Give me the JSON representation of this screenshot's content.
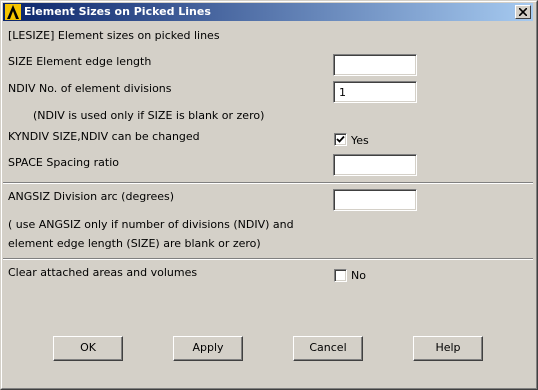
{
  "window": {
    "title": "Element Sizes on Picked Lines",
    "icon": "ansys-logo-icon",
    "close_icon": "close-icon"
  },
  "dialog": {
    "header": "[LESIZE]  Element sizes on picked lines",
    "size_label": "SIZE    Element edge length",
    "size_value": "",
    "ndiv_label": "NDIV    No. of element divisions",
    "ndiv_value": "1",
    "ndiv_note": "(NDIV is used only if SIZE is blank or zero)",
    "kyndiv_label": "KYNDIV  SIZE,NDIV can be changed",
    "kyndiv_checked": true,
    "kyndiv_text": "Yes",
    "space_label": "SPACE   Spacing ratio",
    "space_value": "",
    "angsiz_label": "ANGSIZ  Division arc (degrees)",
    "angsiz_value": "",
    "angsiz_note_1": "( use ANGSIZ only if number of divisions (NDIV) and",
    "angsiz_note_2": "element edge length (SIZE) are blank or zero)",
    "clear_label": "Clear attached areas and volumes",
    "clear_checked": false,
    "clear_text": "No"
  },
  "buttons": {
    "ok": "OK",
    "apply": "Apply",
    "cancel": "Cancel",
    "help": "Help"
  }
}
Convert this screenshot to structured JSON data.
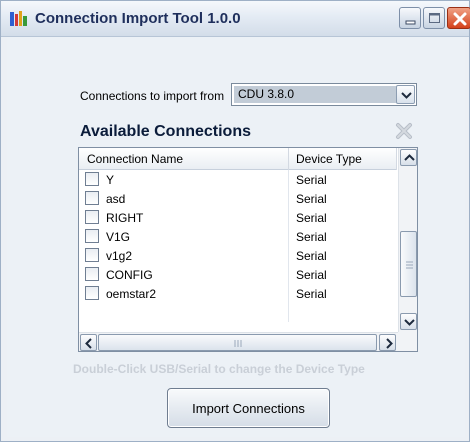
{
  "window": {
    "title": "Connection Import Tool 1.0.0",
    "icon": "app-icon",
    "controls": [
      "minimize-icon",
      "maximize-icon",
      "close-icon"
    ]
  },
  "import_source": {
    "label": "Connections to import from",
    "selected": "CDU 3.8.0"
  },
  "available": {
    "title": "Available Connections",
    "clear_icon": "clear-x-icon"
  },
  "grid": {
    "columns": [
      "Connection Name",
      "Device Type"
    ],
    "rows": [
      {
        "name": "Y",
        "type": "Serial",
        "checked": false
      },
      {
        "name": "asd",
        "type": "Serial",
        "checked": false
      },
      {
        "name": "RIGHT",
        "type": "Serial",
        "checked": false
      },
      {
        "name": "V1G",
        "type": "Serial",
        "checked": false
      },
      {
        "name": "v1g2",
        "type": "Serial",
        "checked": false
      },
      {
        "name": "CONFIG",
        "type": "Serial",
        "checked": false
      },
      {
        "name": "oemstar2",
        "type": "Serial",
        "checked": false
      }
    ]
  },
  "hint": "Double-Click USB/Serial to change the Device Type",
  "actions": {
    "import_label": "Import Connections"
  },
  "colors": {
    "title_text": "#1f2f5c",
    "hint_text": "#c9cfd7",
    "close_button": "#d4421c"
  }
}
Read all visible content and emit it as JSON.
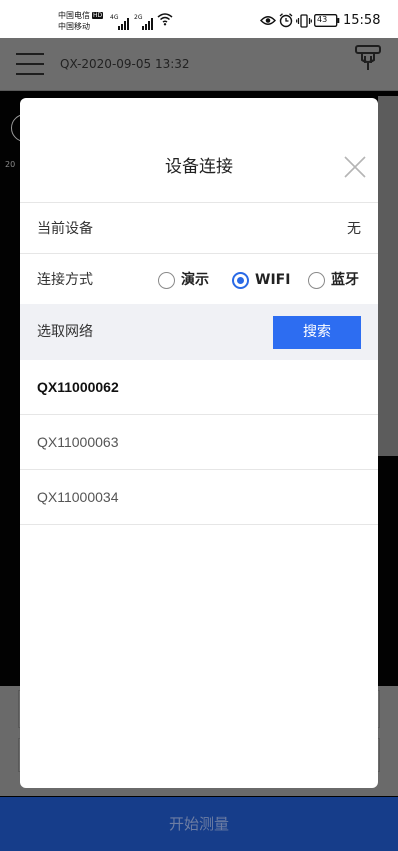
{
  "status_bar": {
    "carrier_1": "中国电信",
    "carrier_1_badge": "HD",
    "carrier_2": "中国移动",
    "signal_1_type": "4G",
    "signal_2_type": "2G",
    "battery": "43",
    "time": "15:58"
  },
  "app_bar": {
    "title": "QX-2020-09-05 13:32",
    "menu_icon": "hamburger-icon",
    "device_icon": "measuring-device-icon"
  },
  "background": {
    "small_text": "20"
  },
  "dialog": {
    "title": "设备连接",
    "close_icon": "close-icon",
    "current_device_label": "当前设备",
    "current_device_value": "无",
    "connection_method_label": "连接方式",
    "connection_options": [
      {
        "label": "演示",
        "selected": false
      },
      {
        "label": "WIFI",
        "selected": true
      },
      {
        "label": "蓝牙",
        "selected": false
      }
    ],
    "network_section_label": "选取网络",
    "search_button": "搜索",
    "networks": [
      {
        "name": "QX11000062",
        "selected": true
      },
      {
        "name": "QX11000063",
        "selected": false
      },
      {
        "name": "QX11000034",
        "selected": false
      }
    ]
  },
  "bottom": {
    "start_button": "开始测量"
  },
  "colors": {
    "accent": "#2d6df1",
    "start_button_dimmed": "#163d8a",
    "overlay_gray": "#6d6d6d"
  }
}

---+---

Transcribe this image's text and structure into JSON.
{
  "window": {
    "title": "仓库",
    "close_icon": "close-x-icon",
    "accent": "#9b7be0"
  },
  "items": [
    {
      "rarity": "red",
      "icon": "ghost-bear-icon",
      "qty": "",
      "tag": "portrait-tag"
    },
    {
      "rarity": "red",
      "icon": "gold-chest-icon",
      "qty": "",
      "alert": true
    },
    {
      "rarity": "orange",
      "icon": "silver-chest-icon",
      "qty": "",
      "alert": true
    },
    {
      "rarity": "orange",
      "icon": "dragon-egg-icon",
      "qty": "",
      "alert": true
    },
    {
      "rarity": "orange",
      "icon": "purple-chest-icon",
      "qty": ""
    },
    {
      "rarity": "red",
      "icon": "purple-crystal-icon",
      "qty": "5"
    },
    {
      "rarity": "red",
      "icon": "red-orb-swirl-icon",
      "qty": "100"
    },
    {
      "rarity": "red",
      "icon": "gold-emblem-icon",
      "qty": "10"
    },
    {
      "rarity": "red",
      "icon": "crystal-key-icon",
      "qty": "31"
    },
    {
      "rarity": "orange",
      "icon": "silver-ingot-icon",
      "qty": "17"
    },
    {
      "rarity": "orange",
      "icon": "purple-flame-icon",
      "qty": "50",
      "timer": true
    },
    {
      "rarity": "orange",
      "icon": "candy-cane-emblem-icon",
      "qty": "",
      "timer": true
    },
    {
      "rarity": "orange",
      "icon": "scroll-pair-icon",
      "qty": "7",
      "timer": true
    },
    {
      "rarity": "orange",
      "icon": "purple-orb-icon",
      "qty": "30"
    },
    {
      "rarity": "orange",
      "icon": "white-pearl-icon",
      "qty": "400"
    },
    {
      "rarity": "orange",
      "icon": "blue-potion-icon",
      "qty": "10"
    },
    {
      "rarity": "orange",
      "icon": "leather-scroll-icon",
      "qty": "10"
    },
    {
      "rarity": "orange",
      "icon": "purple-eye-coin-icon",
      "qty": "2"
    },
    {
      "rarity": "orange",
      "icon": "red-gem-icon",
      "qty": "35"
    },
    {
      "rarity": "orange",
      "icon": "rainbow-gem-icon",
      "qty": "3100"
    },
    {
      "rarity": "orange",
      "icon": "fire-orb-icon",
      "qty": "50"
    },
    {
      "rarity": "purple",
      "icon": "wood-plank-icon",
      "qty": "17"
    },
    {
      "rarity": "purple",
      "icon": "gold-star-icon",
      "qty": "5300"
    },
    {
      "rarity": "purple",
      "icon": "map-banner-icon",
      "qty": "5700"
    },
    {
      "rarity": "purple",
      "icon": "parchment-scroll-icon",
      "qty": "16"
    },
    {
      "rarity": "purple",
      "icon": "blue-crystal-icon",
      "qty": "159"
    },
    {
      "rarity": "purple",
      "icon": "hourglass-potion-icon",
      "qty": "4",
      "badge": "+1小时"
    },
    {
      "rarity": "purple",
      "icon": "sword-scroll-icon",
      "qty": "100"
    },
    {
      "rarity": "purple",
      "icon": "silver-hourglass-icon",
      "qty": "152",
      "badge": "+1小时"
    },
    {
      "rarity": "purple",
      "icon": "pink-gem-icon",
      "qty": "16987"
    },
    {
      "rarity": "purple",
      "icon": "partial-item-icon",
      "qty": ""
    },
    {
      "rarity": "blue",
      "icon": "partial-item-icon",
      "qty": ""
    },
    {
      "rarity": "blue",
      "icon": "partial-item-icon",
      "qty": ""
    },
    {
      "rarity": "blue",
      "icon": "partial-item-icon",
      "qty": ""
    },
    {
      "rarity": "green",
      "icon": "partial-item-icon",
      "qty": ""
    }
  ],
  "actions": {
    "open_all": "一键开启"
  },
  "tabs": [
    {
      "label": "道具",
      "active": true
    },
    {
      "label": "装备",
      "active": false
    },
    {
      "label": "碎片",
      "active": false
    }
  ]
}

---+---

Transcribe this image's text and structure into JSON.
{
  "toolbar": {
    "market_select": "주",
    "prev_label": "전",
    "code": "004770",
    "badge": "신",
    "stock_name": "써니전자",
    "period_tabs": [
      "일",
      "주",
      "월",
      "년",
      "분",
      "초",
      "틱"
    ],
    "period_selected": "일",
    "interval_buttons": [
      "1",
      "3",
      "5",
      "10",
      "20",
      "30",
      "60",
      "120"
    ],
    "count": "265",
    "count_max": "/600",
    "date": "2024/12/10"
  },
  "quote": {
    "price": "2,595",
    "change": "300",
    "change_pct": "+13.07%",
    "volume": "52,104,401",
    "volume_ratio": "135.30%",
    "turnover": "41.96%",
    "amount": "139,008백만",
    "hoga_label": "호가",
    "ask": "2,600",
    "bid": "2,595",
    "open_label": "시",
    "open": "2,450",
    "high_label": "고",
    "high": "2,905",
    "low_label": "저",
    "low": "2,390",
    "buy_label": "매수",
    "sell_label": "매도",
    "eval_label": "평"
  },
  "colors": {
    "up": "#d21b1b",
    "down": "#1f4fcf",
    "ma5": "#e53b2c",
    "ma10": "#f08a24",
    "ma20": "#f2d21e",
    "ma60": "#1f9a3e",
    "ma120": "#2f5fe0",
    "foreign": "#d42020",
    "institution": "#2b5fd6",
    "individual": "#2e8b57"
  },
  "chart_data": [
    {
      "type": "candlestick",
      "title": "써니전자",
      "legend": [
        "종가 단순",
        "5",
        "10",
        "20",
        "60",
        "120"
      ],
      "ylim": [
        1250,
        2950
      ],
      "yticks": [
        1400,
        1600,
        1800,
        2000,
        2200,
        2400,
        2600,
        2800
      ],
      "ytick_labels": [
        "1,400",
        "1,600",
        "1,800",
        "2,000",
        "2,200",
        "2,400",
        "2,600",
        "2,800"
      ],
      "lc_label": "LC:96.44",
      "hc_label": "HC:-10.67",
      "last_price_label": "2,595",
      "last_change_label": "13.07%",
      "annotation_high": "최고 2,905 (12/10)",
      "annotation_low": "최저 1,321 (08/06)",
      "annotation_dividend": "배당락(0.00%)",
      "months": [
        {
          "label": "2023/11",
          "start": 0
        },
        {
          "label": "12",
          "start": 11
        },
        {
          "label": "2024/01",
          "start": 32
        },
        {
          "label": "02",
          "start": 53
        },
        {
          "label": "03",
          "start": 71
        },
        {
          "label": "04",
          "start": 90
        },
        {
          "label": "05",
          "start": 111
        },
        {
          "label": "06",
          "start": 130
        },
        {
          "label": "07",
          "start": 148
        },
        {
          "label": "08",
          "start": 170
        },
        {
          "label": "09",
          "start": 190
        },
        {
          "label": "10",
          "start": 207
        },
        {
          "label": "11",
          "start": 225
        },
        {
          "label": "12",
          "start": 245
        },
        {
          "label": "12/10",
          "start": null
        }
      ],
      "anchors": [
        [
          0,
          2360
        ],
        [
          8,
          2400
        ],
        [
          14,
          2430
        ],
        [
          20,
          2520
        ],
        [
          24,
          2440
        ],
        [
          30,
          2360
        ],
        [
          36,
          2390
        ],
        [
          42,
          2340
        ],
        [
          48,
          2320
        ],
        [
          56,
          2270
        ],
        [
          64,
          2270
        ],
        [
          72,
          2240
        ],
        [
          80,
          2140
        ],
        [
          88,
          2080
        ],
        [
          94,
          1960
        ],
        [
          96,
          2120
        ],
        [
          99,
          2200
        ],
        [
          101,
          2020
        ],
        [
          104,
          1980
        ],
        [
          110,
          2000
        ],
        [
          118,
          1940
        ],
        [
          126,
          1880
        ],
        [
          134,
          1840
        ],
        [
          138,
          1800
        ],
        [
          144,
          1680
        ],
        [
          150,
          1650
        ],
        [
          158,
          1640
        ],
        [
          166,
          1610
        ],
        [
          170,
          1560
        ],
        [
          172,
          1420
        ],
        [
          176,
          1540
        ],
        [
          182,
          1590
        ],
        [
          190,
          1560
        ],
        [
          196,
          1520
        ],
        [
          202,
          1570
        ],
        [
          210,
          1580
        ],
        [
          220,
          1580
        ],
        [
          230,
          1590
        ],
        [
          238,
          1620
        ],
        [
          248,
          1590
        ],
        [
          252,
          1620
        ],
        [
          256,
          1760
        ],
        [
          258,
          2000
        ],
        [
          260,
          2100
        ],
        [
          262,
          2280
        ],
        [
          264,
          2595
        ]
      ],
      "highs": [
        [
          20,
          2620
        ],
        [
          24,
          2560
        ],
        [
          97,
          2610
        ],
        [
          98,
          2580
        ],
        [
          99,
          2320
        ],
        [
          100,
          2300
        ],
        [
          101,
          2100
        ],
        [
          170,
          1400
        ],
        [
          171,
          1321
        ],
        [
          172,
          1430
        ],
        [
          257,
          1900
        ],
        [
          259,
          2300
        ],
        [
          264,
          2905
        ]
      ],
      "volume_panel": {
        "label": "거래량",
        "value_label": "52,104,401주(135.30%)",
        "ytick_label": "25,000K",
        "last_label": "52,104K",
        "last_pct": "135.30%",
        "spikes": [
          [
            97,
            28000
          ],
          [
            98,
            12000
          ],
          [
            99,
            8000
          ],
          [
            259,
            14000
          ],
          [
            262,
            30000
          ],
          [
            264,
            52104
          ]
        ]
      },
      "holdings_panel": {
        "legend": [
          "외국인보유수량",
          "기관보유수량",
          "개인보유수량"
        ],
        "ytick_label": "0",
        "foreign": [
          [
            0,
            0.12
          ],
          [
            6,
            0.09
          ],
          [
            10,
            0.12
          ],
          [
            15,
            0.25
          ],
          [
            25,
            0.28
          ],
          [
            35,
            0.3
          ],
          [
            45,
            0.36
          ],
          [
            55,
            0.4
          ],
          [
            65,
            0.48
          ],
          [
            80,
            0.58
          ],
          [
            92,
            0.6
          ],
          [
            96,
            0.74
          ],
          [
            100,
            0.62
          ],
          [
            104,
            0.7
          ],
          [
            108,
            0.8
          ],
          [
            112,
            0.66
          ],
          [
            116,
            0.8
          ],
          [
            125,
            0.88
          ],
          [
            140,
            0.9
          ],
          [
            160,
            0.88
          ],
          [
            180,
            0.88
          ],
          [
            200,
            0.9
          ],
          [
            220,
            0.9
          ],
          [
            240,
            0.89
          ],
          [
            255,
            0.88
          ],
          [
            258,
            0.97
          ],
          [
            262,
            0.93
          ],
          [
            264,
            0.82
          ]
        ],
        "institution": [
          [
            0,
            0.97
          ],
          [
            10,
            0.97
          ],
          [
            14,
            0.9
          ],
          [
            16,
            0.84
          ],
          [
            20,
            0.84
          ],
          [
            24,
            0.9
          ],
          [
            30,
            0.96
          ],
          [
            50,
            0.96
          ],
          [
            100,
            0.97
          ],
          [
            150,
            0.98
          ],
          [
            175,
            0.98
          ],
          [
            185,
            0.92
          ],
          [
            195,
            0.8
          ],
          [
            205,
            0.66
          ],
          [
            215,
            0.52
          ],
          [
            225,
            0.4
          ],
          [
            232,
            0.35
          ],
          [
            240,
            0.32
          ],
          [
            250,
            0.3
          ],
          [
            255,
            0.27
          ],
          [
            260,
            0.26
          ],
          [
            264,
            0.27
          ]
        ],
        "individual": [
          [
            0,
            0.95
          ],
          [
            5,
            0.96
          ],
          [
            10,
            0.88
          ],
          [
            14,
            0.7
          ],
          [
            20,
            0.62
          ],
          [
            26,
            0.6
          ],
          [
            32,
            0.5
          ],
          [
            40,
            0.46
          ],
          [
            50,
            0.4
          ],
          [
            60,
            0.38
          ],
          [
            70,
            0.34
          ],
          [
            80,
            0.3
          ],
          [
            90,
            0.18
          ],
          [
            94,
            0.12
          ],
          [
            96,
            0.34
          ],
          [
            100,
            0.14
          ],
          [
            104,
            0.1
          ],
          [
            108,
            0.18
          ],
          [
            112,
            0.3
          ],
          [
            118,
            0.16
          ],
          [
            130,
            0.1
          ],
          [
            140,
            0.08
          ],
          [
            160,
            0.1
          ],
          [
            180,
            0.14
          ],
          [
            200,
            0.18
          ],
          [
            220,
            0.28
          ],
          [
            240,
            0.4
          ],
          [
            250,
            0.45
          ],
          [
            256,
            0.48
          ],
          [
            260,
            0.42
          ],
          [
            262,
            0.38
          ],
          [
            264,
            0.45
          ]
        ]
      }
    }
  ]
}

---+---

* [What is asked]:
Look over the records above and copy each line that includes the string "JSON".

* [Answer to the exercise]:
Give me the JSON representation of this screenshot's content.
Convert this screenshot to structured JSON data.
Read all visible content and emit it as JSON.
Transcribe this image's text and structure into JSON.
Transcribe this image's text and structure into JSON.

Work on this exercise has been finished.